READING PASSAGE:
┏━━
Ben Uri Research Unit

for the study and digital recording of the Jewish, Refugee and wide Immigrant contribution to British visual culture since 1900.


David Bates artist

David Bates was born in China in 1929, the son of a Methodist missionary and headmaster, and returned to England with his family in 1931. He studied at Stockport Polytechnic, the West of England College of Art, Bristol, and the Royal College of Art. Committed to realism and naturalism, he painted working-class life, industrial landscapes and the Potteries. He later taught in Nottingham and Preston.David Bates died in England in 2024.

Born: 1929 China

Died: 2024 England

Year of Migration to the UK: 1931

Other name/s: David Frederick Bates


Biography

Artist David Bates was born in China in 1929. The son of a Methodist missionary and headmaster, he returned to England with his family in 1931, after the rise of the Kuomintang forced his parents to leave. Over the next few years the family moved several times, before settling in Stockport in Cheshire in 1940. Bates attended Stockport Polytechnic and, in 1945, enrolled at the West of England College of Art in Bristol, where he studied for four years.
┗━━
(Element boundary records)
┏━━
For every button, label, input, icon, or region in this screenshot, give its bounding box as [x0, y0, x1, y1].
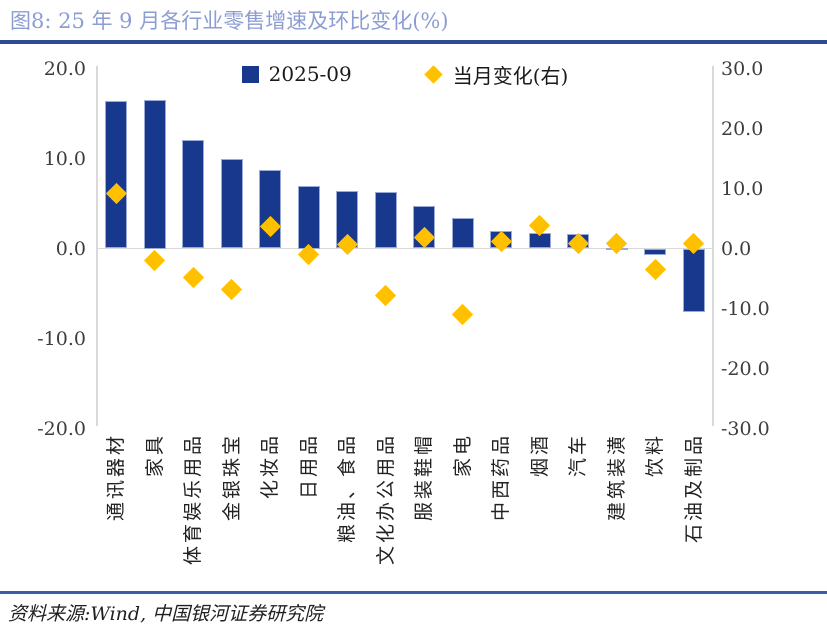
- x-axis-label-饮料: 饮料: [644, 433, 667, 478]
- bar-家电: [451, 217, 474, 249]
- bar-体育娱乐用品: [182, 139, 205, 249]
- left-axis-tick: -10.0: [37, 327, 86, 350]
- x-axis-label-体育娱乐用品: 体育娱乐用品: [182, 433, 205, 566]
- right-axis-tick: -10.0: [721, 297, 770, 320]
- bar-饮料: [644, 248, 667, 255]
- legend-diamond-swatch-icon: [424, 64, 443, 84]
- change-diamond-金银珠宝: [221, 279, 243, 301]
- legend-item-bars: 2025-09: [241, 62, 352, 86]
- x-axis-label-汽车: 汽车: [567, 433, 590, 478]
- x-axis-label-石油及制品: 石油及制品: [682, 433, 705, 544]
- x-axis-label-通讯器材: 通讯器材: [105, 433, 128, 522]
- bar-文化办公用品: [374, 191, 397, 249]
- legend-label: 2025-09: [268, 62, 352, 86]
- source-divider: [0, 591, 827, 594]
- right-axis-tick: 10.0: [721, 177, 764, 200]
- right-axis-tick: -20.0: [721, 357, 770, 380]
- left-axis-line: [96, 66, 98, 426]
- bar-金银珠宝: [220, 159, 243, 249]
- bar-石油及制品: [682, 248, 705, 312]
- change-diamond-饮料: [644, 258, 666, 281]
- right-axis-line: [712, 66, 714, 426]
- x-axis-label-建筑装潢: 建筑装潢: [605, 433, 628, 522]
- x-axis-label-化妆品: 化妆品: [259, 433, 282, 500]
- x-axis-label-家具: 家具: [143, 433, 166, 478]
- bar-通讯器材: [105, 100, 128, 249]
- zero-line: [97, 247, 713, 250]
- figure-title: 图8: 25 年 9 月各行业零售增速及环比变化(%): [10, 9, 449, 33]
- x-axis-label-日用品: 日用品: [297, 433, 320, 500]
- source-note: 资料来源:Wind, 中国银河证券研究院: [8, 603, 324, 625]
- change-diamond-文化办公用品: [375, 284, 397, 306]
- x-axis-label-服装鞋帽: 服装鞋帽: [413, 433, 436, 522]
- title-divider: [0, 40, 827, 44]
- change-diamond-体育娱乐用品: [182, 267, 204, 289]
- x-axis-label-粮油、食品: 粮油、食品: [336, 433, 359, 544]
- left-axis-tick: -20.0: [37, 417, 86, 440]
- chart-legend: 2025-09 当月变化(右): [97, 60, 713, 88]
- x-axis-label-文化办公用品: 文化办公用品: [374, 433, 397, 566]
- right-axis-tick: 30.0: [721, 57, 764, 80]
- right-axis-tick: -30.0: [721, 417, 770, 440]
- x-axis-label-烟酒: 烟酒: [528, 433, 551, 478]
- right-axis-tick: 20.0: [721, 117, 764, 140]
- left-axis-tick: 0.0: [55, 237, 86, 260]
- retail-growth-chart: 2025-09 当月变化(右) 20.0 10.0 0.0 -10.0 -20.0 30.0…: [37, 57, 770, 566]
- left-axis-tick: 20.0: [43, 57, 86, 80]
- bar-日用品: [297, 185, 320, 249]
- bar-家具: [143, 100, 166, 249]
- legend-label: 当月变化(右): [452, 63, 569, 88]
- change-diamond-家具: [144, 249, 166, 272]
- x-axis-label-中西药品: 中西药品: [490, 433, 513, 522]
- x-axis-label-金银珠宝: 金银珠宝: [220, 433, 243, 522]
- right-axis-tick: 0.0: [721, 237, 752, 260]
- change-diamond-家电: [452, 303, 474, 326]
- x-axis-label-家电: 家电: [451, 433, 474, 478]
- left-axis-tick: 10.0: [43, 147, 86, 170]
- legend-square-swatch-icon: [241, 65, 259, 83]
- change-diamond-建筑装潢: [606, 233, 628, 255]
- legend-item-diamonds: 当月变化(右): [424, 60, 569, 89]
┗━━
┏━━
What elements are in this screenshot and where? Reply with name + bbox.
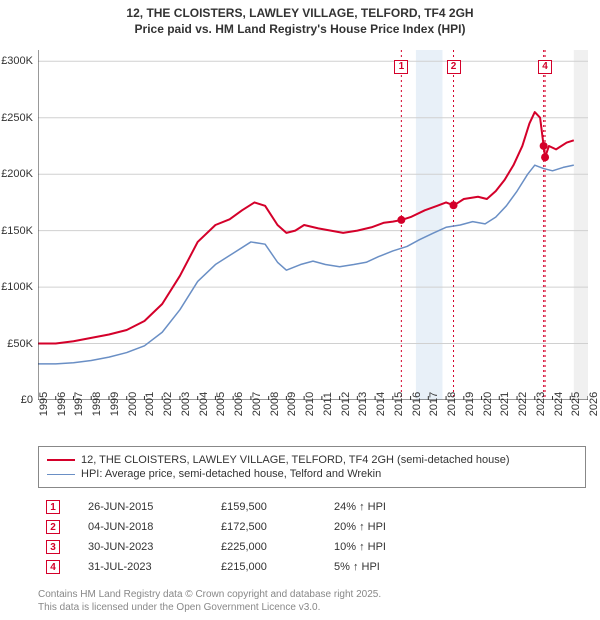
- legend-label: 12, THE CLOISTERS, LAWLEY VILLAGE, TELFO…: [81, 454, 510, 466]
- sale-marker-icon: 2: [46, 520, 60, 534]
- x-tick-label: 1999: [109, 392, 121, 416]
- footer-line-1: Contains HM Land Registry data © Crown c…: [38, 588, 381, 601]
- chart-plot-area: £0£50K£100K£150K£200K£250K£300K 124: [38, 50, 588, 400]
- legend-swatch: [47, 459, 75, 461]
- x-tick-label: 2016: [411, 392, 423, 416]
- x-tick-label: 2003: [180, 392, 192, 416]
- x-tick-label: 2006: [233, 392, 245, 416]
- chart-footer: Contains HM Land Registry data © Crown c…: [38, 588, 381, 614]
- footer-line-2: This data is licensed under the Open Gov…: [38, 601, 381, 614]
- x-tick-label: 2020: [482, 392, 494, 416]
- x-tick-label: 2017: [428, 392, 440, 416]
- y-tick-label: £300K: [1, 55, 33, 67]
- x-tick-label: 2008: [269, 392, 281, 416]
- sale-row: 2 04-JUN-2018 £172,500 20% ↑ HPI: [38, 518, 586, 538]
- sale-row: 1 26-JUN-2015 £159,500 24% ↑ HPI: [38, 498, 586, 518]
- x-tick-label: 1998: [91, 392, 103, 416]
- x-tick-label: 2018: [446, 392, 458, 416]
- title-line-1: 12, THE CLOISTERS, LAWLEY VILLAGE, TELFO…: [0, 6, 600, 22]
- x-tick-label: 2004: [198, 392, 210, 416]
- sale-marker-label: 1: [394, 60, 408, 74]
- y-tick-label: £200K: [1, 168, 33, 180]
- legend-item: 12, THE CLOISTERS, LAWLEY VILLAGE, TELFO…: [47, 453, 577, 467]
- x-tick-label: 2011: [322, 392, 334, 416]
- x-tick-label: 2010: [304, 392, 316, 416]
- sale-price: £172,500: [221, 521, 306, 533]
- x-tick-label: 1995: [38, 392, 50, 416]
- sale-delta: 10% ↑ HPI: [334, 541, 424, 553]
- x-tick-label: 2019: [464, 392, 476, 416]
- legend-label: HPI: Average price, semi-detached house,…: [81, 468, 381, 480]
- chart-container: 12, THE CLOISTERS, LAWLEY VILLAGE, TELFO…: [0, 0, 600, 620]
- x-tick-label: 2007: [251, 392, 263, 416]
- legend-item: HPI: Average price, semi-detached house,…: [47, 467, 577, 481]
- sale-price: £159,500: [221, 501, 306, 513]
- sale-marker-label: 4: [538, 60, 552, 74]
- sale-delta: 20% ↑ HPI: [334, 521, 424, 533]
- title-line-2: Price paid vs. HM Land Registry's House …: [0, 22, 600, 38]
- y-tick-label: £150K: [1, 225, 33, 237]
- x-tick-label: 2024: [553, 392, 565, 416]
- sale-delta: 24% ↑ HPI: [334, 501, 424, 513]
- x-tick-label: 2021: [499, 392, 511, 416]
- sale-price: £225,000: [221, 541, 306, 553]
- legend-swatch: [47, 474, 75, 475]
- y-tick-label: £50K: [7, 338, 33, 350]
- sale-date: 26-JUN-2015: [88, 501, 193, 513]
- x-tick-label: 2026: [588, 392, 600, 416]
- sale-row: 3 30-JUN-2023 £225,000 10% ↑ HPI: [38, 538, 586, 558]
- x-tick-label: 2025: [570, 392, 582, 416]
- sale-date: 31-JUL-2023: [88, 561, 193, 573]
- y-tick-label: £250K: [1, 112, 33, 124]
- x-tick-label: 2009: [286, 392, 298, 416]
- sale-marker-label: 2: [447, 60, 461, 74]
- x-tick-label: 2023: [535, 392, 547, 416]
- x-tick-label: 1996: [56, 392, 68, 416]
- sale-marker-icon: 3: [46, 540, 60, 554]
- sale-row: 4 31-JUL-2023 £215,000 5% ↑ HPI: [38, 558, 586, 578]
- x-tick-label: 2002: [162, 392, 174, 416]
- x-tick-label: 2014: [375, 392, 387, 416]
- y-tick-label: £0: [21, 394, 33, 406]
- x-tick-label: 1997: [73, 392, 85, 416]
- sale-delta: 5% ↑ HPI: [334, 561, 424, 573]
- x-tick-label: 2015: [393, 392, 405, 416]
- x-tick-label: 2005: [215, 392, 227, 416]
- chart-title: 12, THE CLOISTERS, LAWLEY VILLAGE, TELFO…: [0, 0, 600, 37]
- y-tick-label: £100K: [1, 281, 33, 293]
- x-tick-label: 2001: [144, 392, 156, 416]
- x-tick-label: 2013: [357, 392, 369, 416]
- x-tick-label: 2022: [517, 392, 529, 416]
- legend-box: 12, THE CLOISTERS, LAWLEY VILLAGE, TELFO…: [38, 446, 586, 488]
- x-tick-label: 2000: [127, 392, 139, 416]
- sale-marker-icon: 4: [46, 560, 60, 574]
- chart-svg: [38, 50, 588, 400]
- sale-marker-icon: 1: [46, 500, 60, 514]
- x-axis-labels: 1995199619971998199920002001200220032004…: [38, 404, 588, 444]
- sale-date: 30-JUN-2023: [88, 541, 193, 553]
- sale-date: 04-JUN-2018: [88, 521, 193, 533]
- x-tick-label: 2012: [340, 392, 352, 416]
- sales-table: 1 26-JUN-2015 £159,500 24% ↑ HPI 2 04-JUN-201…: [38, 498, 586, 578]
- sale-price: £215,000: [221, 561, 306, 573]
┗━━
JOBS:
- a) According to the David Bates biography, in what year did the Bates family settle in Stockport?
- b) Pull out the passage of the David Bates biography that starts at the words "for the study" and ends after "England in 2024.".
- c) Write what comes next in the David Bates biography, picking up after its last sentence.
These records have no connection to the David Bates biography.

RESULTS BY TASK:
- a) 1940

- b)
for the study and digital recording of the Jewish, Refugee and wide Immigrant contribution to British visual culture since 1900.


David Bates artist

David Bates was born in China in 1929, the son of a Methodist missionary and headmaster, and returned to England with his family in 1931. He studied at Stockport Polytechnic, the West of England College of Art, Bristol, and the Royal College of Art. Committed to realism and naturalism, he painted working-class life, industrial landscapes and the Potteries. He later taught in Nottingham and Preston.David Bates died in England in 2024.

- c)
By the late 1940s the family had moved to Millom, in south Cumbria, where Bates’s father, the Rev. W. P. Bates, was minister of Newton Street Methodist Chapel. Bates spent the year 1949–50 there during a break between art studies, and the period proved formative. He explored the town and its surroundings on foot and by bicycle, drawing and painting its workmen, children, train travellers, ironworks, mines, fells and wider landscapes. In 1950, aged 21, he held a one-man exhibition at Holborn Hill School, showing more than 50 paintings, drawings and sketches. He explained that he wanted to find ‘beauty in life’s everyday things’, from local scenery ‘to the kitchen sink’ (North Western Evening Mail 1950, p. 3). In September 1950 Bates entered the Royal College of Art (RCA) in London. There he maintained a strong commitment to realism and naturalism at a time when abstraction was increasingly dominant. According to later accounts, he argued with his tutor, Francis Bacon and with the young critic, David Sylvester, who was dismissive of the so-called ‘Kitchen Sink School’ and of Bates’s fellow student and friend John Bratby (Olympia Auctions). Bates’s political views also informed his art. He joined the Communist Party, held socialist convictions, campaigned for nuclear disarmament and later protested against the Vietnam War. In the 1950s his work often focused on labour, industry and the position of the worker in society. In London he studied navvies removing tramlines and painted industrial objects, such as cement mixers; after his family moved to Stoke-on-Trent in Staffordshire in 1951, he also drew and painted the famous local Potteries. At the RCA Bates met fellow student June Moss, whom he married in 1957, while he was teaching at Boots College in Nottingham. They first lived together in Yeovil, Somerset, before moving in 1961 with their young family to Preston, Lancashire, where Bates became senior lecturer in painting at the Harris School of Art. He was also active as a tutor beyond the college: in 1963 he was listed among the tutors for a painting schoolnearby at Grange-over-Sands, and in 1967 he was named as a tutor for a Furness Federation of Artists painting school at Ulverston.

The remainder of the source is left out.